[Extracted data entries]
★ ★ ★ ★ ★

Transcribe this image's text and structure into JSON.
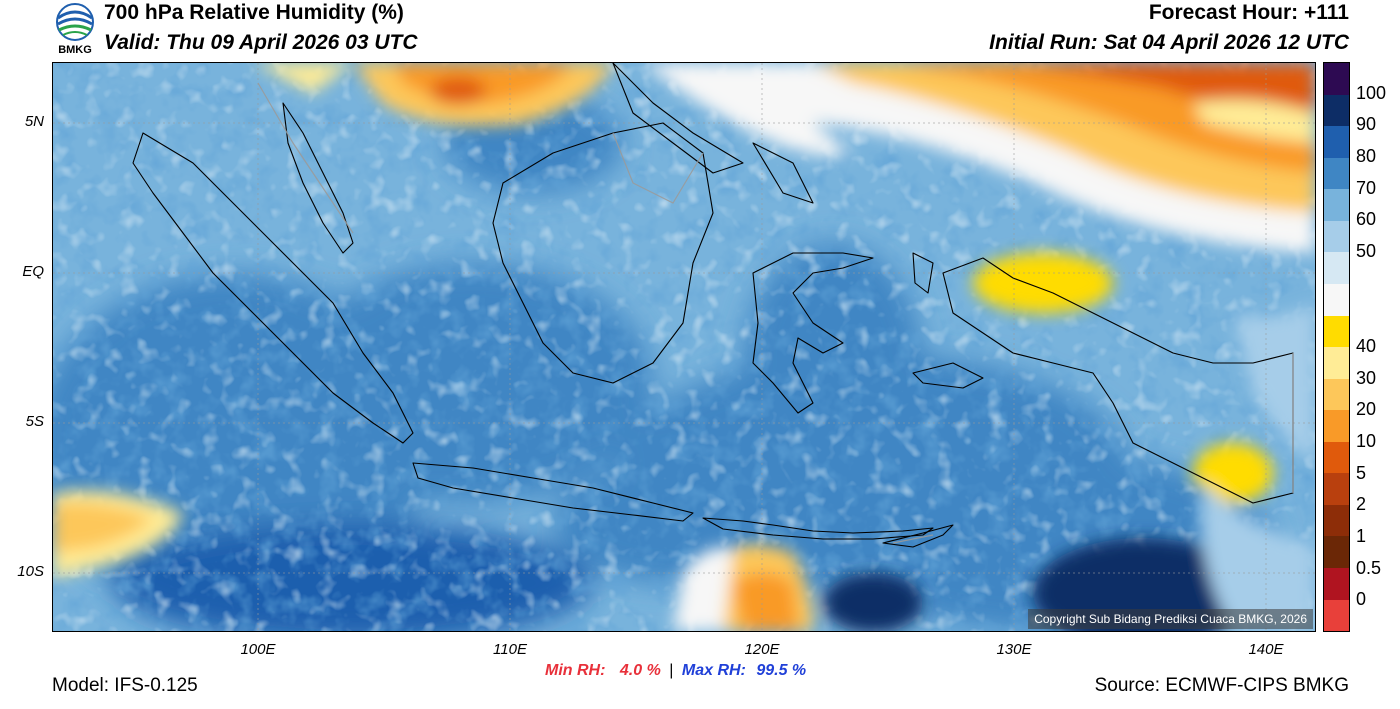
{
  "header": {
    "title": "700 hPa Relative Humidity (%)",
    "valid": "Valid: Thu 09 April 2026 03 UTC",
    "forecast_hour": "Forecast Hour: +111",
    "initial_run": "Initial Run: Sat 04 April 2026 12 UTC"
  },
  "logo": {
    "text": "BMKG",
    "colors": {
      "blue": "#1f5fae",
      "green": "#2aa34a"
    }
  },
  "map": {
    "region": "Indonesia",
    "lat_labels": [
      "5N",
      "EQ",
      "5S",
      "10S"
    ],
    "lon_labels": [
      "100E",
      "110E",
      "120E",
      "130E",
      "140E"
    ],
    "lat_values": [
      5,
      0,
      -5,
      -10
    ],
    "lon_values": [
      100,
      110,
      120,
      130,
      140
    ],
    "extent": {
      "lon_min": 92,
      "lon_max": 142,
      "lat_min": -12,
      "lat_max": 7
    },
    "copyright": "Copyright Sub Bidang Prediksi Cuaca BMKG, 2026"
  },
  "stats": {
    "min_label": "Min RH:",
    "min_value": "4.0 %",
    "separator": "|",
    "max_label": "Max RH:",
    "max_value": "99.5 %"
  },
  "footer": {
    "model": "Model: IFS-0.125",
    "source": "Source: ECMWF-CIPS BMKG"
  },
  "colorbar": {
    "labels": [
      "100",
      "90",
      "80",
      "70",
      "60",
      "50",
      "40",
      "30",
      "20",
      "10",
      "5",
      "2",
      "1",
      "0.5",
      "0"
    ],
    "colors": [
      "#2d0a52",
      "#0d2d66",
      "#1f5fae",
      "#3f86c4",
      "#78b3dc",
      "#a6cde9",
      "#d6e8f3",
      "#f7f7f7",
      "#ffdc00",
      "#ffec96",
      "#fdc75a",
      "#f99a28",
      "#e05a0c",
      "#b9400e",
      "#8d2d08",
      "#6b2706",
      "#b01420",
      "#e8403a"
    ]
  }
}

★ ★ ★ ★ ★

Reproduce the material in full, word for word, and omit the pictures.

Full answer:
Transcribe this image's text and structure into JSON.
{
  "header": {
    "title": "700 hPa Relative Humidity (%)",
    "valid": "Valid: Thu 09 April 2026 03 UTC",
    "forecast_hour": "Forecast Hour: +111",
    "initial_run": "Initial Run: Sat 04 April 2026 12 UTC"
  },
  "logo": {
    "text": "BMKG",
    "colors": {
      "blue": "#1f5fae",
      "green": "#2aa34a"
    }
  },
  "map": {
    "region": "Indonesia",
    "lat_labels": [
      "5N",
      "EQ",
      "5S",
      "10S"
    ],
    "lon_labels": [
      "100E",
      "110E",
      "120E",
      "130E",
      "140E"
    ],
    "lat_values": [
      5,
      0,
      -5,
      -10
    ],
    "lon_values": [
      100,
      110,
      120,
      130,
      140
    ],
    "extent": {
      "lon_min": 92,
      "lon_max": 142,
      "lat_min": -12,
      "lat_max": 7
    },
    "copyright": "Copyright Sub Bidang Prediksi Cuaca BMKG, 2026"
  },
  "stats": {
    "min_label": "Min RH:",
    "min_value": "4.0 %",
    "separator": "|",
    "max_label": "Max RH:",
    "max_value": "99.5 %"
  },
  "footer": {
    "model": "Model: IFS-0.125",
    "source": "Source: ECMWF-CIPS BMKG"
  },
  "colorbar": {
    "labels": [
      "100",
      "90",
      "80",
      "70",
      "60",
      "50",
      "40",
      "30",
      "20",
      "10",
      "5",
      "2",
      "1",
      "0.5",
      "0"
    ],
    "colors": [
      "#2d0a52",
      "#0d2d66",
      "#1f5fae",
      "#3f86c4",
      "#78b3dc",
      "#a6cde9",
      "#d6e8f3",
      "#f7f7f7",
      "#ffdc00",
      "#ffec96",
      "#fdc75a",
      "#f99a28",
      "#e05a0c",
      "#b9400e",
      "#8d2d08",
      "#6b2706",
      "#b01420",
      "#e8403a"
    ]
  }
}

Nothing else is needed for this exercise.